* [SELECTED TEXT]

Souvenir of the game played at Manhattan Field, November 21, 1896

The rivalry is one of the oldest continuous rivalries in American sports, the oldest continuing rivalry in the history of American football, and is constituent to the Big Three academic, athletic and social rivalry among alumni and students associated with Harvard, Yale and Princeton universities.

The Kentucky Derby and Westminster Kennel Club Dog Show example American sporting events that are older or have been engaged continuously longer than this contest.

Princeton claims 28 collegiate football national championships. Yale claims 27 collegiate national football championship. The rivalry has also been played beyond the gridiron, with Princeton's Undergraduate Dean of Admissions hacking the Yale undergraduate admissions website in 2002.

Princeton and Yale first met on the gridiron in 1873 and soon dominated the sport. Princeton has been considered the best football program of the nineteenth century. Princeton played the University of Virginia in 1890, a contest considered the first major North–South intersectional football matchup. Princeton won, 116–0. Yale's record was 100–4–5 in the 1900s.

In the mid to late 20th century a saying regarding the fortunes of the Yale football program gained currency among different constituencies. As reported in the November 9, 1970, issue of Sports Illustrated, the saying offered that the alumni would rather beat Harvard, the coaches would rather beat Dartmouth, and "the players would rather beat Princeton".

Some past teams and participants have been noteworthy:

During the 25 seasons spanning 1869 through 1894 the consensus collegiate national champion was either Princeton (16 titles) or Yale (13 titles);

Three of four Heisman Trophy winners affiliated with Ivy League football programs participated in the rivalry: Clint Frank and Larry Kelley for Yale, and Dick Kazmaier for Princeton. Frank won the first Maxwell Award in 1937 and Kazmaier won the Award in 1951;

Twenty nine members of the College Football Hall of Fame have been associated with Yale's football program. Twenty six members of the Hall of Fame have been associated with Princeton's football program;

Princeton won the 1950 and 1951 Lambert Trophy. Princeton last claimed a collegiate national championship in 1950. Yale shared the Lambert in 1960 with the Navy team;

Footage from the 1903 game

The first time a movie camera recorded a football game was the November 14, 1903, Princeton–Yale contest. Thomas Alva Edison manned the camera;

Twenty-five teams, eleven representing Princeton and fourteen representing Yale, have won outright or shared the Ivy League football title;

Only The Rivalry, between Lafayette and Lehigh, has been contested more often in football.

The Princeton–Yale football rivalry, many contests scheduled on Thanksgiving at the Polo Grounds or in the New York metropolitan area during the late nineteenth century, is older and has been played more often than the Harvard–Yale, Army–Navy, Cornell–Penn, Columbia–Cornell, Penn State–Pitt, Amherst–Williams, Minnesota–Wisconsin, Indiana–Purdue, UNC–UVA, Auburn–Georgia, Cal–Stanford, or Andover–Exeter football rivalries.

* [RECORDS]
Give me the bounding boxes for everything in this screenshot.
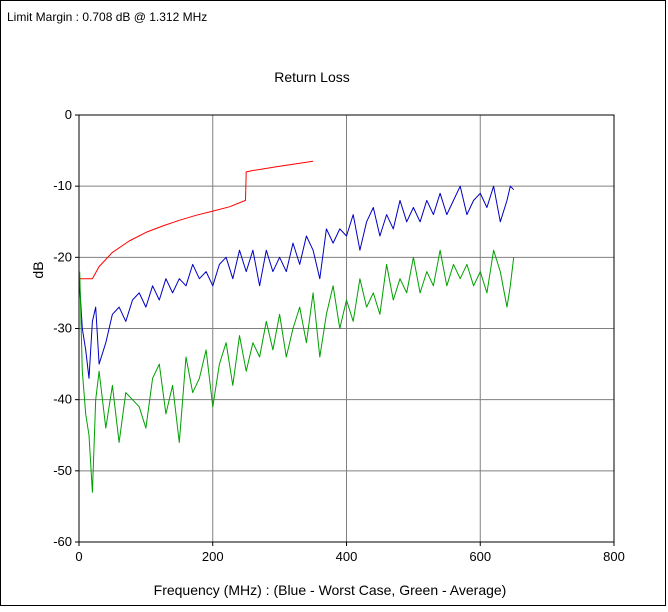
series-line-worst-case (79, 185, 515, 379)
x-tick-label: 400 (336, 549, 358, 564)
grid-lines (79, 115, 614, 542)
y-tick-label: -20 (53, 249, 72, 264)
y-tick-label: -10 (53, 178, 72, 193)
y-tick-label: 0 (65, 107, 72, 122)
x-tick-label: 800 (603, 549, 625, 564)
x-tick-label: 0 (75, 549, 82, 564)
limit-margin-label: Limit Margin : 0.708 dB @ 1.312 MHz (7, 10, 208, 24)
series-lines (79, 160, 515, 493)
y-tick-label: -60 (53, 534, 72, 549)
y-tick-label: -50 (53, 463, 72, 478)
x-axis-label: Frequency (MHz) : (Blue - Worst Case, Gr… (154, 582, 507, 598)
series-line-limit (79, 160, 314, 280)
y-axis-label: dB (30, 261, 46, 278)
chart-title: Return Loss (274, 69, 349, 85)
y-tick-label: -40 (53, 392, 72, 407)
x-tick-label: 600 (469, 549, 491, 564)
y-tick-label: -30 (53, 321, 72, 336)
series-line-average (79, 249, 515, 493)
axis-ticks: 0 200 400 600 800 0 -10 -20 -30 -40 -50 -60 (53, 107, 625, 564)
x-tick-label: 200 (202, 549, 224, 564)
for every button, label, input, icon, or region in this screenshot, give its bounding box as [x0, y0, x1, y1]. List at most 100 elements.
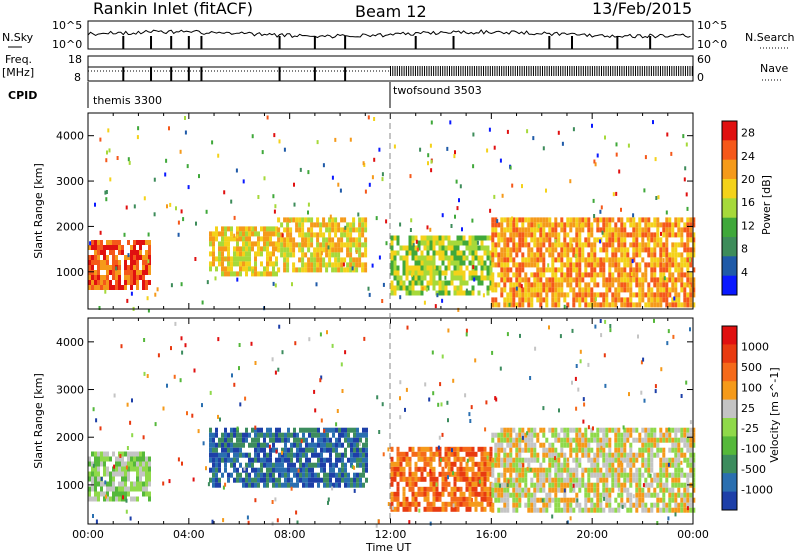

* [JOB] Reproduce the passage in the Princeton–Yale rivalry text above, word for word, from "Princeton claims 28" to "in the 1900s.".

* [RESPONSE BELOW]
Princeton claims 28 collegiate football national championships. Yale claims 27 collegiate national football championship. The rivalry has also been played beyond the gridiron, with Princeton's Undergraduate Dean of Admissions hacking the Yale undergraduate admissions website in 2002.

Princeton and Yale first met on the gridiron in 1873 and soon dominated the sport. Princeton has been considered the best football program of the nineteenth century. Princeton played the University of Virginia in 1890, a contest considered the first major North–South intersectional football matchup. Princeton won, 116–0. Yale's record was 100–4–5 in the 1900s.